▸ EXERCISE OBJECTIVE
Output every item below verbatim, preserving each line's characters and the original order.
--- BEGIN DATA SECTION ---
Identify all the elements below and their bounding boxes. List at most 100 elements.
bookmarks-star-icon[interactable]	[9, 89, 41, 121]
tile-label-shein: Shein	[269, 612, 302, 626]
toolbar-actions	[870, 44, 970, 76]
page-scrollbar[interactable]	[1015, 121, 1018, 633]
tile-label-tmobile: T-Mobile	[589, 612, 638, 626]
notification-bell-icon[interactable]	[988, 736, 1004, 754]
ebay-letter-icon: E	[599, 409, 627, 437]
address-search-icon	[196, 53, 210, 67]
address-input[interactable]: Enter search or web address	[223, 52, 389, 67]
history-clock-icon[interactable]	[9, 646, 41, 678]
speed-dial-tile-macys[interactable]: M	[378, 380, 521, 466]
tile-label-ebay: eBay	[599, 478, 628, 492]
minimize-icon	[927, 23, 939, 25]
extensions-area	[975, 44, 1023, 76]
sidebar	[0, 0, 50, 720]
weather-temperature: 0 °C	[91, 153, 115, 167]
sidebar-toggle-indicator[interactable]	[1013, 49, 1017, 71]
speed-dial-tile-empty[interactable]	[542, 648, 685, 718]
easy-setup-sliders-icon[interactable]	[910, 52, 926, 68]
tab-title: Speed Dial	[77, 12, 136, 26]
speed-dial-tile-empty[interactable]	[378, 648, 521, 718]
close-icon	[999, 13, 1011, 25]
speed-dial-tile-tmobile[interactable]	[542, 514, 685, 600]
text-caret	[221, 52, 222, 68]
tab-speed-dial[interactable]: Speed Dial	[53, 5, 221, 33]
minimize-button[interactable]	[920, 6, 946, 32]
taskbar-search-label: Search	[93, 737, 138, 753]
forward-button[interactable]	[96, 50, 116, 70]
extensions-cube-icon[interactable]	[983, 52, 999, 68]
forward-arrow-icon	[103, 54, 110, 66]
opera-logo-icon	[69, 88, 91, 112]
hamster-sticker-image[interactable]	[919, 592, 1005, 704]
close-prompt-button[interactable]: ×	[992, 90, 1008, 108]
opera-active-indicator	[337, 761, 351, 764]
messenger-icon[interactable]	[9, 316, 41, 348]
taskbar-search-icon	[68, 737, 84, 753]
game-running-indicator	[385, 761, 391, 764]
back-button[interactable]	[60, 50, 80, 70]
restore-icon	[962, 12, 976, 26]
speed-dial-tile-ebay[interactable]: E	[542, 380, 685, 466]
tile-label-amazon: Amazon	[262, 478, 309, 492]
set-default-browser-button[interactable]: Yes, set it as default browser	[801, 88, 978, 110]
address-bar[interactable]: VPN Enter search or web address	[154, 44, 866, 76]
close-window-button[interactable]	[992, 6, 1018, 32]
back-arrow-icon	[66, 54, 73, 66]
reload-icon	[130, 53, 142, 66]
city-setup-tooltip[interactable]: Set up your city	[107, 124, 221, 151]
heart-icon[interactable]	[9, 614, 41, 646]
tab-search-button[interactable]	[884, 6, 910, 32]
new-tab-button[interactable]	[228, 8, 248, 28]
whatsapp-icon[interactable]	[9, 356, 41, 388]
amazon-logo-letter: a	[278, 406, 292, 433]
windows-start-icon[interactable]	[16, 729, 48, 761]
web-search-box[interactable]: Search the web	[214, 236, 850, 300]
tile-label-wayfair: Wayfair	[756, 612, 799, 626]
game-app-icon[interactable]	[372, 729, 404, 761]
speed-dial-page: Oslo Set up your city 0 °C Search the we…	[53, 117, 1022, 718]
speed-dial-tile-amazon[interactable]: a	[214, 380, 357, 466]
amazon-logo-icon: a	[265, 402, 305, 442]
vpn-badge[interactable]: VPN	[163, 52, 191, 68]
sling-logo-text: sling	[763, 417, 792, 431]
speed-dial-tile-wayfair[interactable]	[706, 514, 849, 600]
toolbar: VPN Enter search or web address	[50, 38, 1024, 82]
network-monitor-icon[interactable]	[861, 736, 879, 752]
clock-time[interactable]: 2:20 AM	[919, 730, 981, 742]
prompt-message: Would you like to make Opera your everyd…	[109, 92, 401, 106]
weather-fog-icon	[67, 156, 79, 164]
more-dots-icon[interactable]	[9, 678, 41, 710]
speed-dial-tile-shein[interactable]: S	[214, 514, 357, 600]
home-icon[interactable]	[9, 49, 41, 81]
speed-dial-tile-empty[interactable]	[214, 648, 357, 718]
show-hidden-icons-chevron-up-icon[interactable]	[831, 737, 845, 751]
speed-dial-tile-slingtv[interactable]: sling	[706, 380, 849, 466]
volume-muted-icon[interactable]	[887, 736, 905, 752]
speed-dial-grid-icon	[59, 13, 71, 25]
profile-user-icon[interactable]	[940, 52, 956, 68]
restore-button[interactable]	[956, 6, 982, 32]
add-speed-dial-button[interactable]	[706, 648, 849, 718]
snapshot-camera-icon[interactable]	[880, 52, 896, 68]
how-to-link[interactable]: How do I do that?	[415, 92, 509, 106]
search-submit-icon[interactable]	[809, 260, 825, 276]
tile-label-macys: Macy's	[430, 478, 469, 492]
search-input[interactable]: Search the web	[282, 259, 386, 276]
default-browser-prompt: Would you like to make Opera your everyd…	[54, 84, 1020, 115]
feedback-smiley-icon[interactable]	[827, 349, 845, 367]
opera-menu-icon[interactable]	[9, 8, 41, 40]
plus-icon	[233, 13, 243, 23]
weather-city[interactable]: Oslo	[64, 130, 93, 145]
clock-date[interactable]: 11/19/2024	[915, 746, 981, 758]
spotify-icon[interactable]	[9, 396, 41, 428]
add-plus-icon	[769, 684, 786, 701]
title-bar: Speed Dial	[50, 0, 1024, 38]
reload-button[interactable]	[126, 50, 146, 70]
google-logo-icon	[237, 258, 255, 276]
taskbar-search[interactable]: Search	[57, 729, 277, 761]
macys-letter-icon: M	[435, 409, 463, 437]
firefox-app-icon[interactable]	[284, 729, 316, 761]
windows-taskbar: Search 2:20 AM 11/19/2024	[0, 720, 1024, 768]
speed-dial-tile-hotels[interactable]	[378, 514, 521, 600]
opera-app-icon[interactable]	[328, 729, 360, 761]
--- END DATA SECTION ---
▸ RESULT BELOW
Identify all the elements below and their bounding boxes. List at most 100 elements.
bookmarks-star-icon[interactable]	[9, 89, 41, 121]
tile-label-shein: Shein	[269, 612, 302, 626]
toolbar-actions	[870, 44, 970, 76]
page-scrollbar[interactable]	[1015, 121, 1018, 633]
tile-label-tmobile: T-Mobile	[589, 612, 638, 626]
notification-bell-icon[interactable]	[988, 736, 1004, 754]
ebay-letter-icon: E	[599, 409, 627, 437]
address-search-icon	[196, 53, 210, 67]
address-input[interactable]: Enter search or web address	[223, 52, 389, 67]
history-clock-icon[interactable]	[9, 646, 41, 678]
speed-dial-tile-macys[interactable]: M	[378, 380, 521, 466]
tile-label-ebay: eBay	[599, 478, 628, 492]
minimize-icon	[927, 23, 939, 25]
extensions-area	[975, 44, 1023, 76]
sidebar	[0, 0, 50, 720]
weather-temperature: 0 °C	[91, 153, 115, 167]
sidebar-toggle-indicator[interactable]	[1013, 49, 1017, 71]
speed-dial-tile-empty[interactable]	[542, 648, 685, 718]
easy-setup-sliders-icon[interactable]	[910, 52, 926, 68]
tab-title: Speed Dial	[77, 12, 136, 26]
speed-dial-tile-empty[interactable]	[378, 648, 521, 718]
close-icon	[999, 13, 1011, 25]
speed-dial-tile-tmobile[interactable]	[542, 514, 685, 600]
text-caret	[221, 52, 222, 68]
tab-speed-dial[interactable]: Speed Dial	[53, 5, 221, 33]
minimize-button[interactable]	[920, 6, 946, 32]
taskbar-search-label: Search	[93, 737, 138, 753]
forward-button[interactable]	[96, 50, 116, 70]
extensions-cube-icon[interactable]	[983, 52, 999, 68]
forward-arrow-icon	[103, 54, 110, 66]
opera-logo-icon	[69, 88, 91, 112]
hamster-sticker-image[interactable]	[919, 592, 1005, 704]
close-prompt-button[interactable]: ×	[992, 90, 1008, 108]
opera-active-indicator	[337, 761, 351, 764]
messenger-icon[interactable]	[9, 316, 41, 348]
taskbar-search-icon	[68, 737, 84, 753]
game-running-indicator	[385, 761, 391, 764]
back-button[interactable]	[60, 50, 80, 70]
restore-icon	[962, 12, 976, 26]
speed-dial-tile-ebay[interactable]: E	[542, 380, 685, 466]
tile-label-amazon: Amazon	[262, 478, 309, 492]
set-default-browser-button[interactable]: Yes, set it as default browser	[801, 88, 978, 110]
address-bar[interactable]: VPN Enter search or web address	[154, 44, 866, 76]
close-window-button[interactable]	[992, 6, 1018, 32]
back-arrow-icon	[66, 54, 73, 66]
reload-icon	[130, 53, 142, 66]
city-setup-tooltip[interactable]: Set up your city	[107, 124, 221, 151]
heart-icon[interactable]	[9, 614, 41, 646]
tab-search-button[interactable]	[884, 6, 910, 32]
new-tab-button[interactable]	[228, 8, 248, 28]
whatsapp-icon[interactable]	[9, 356, 41, 388]
amazon-logo-letter: a	[278, 406, 292, 433]
windows-start-icon[interactable]	[16, 729, 48, 761]
web-search-box[interactable]: Search the web	[214, 236, 850, 300]
tile-label-wayfair: Wayfair	[756, 612, 799, 626]
game-app-icon[interactable]	[372, 729, 404, 761]
speed-dial-page: Oslo Set up your city 0 °C Search the we…	[53, 117, 1022, 718]
speed-dial-tile-amazon[interactable]: a	[214, 380, 357, 466]
amazon-logo-icon: a	[265, 402, 305, 442]
vpn-badge[interactable]: VPN	[163, 52, 191, 68]
sling-logo-text: sling	[763, 417, 792, 431]
speed-dial-tile-wayfair[interactable]	[706, 514, 849, 600]
toolbar: VPN Enter search or web address	[50, 38, 1024, 82]
network-monitor-icon[interactable]	[861, 736, 879, 752]
clock-time[interactable]: 2:20 AM	[919, 730, 981, 742]
prompt-message: Would you like to make Opera your everyd…	[109, 92, 401, 106]
weather-fog-icon	[67, 156, 79, 164]
more-dots-icon[interactable]	[9, 678, 41, 710]
speed-dial-tile-shein[interactable]: S	[214, 514, 357, 600]
home-icon[interactable]	[9, 49, 41, 81]
speed-dial-tile-empty[interactable]	[214, 648, 357, 718]
show-hidden-icons-chevron-up-icon[interactable]	[831, 737, 845, 751]
speed-dial-tile-slingtv[interactable]: sling	[706, 380, 849, 466]
volume-muted-icon[interactable]	[887, 736, 905, 752]
speed-dial-grid-icon	[59, 13, 71, 25]
profile-user-icon[interactable]	[940, 52, 956, 68]
restore-button[interactable]	[956, 6, 982, 32]
add-speed-dial-button[interactable]	[706, 648, 849, 718]
snapshot-camera-icon[interactable]	[880, 52, 896, 68]
how-to-link[interactable]: How do I do that?	[415, 92, 509, 106]
search-submit-icon[interactable]	[809, 260, 825, 276]
tile-label-macys: Macy's	[430, 478, 469, 492]
search-input[interactable]: Search the web	[282, 259, 386, 276]
default-browser-prompt: Would you like to make Opera your everyd…	[54, 84, 1020, 115]
feedback-smiley-icon[interactable]	[827, 349, 845, 367]
opera-menu-icon[interactable]	[9, 8, 41, 40]
plus-icon	[233, 13, 243, 23]
weather-city[interactable]: Oslo	[64, 130, 93, 145]
clock-date[interactable]: 11/19/2024	[915, 746, 981, 758]
spotify-icon[interactable]	[9, 396, 41, 428]
add-plus-icon	[769, 684, 786, 701]
title-bar: Speed Dial	[50, 0, 1024, 38]
reload-button[interactable]	[126, 50, 146, 70]
google-logo-icon	[237, 258, 255, 276]
taskbar-search[interactable]: Search	[57, 729, 277, 761]
macys-letter-icon: M	[435, 409, 463, 437]
firefox-app-icon[interactable]	[284, 729, 316, 761]
windows-taskbar: Search 2:20 AM 11/19/2024	[0, 720, 1024, 768]
speed-dial-tile-hotels[interactable]	[378, 514, 521, 600]
opera-app-icon[interactable]	[328, 729, 360, 761]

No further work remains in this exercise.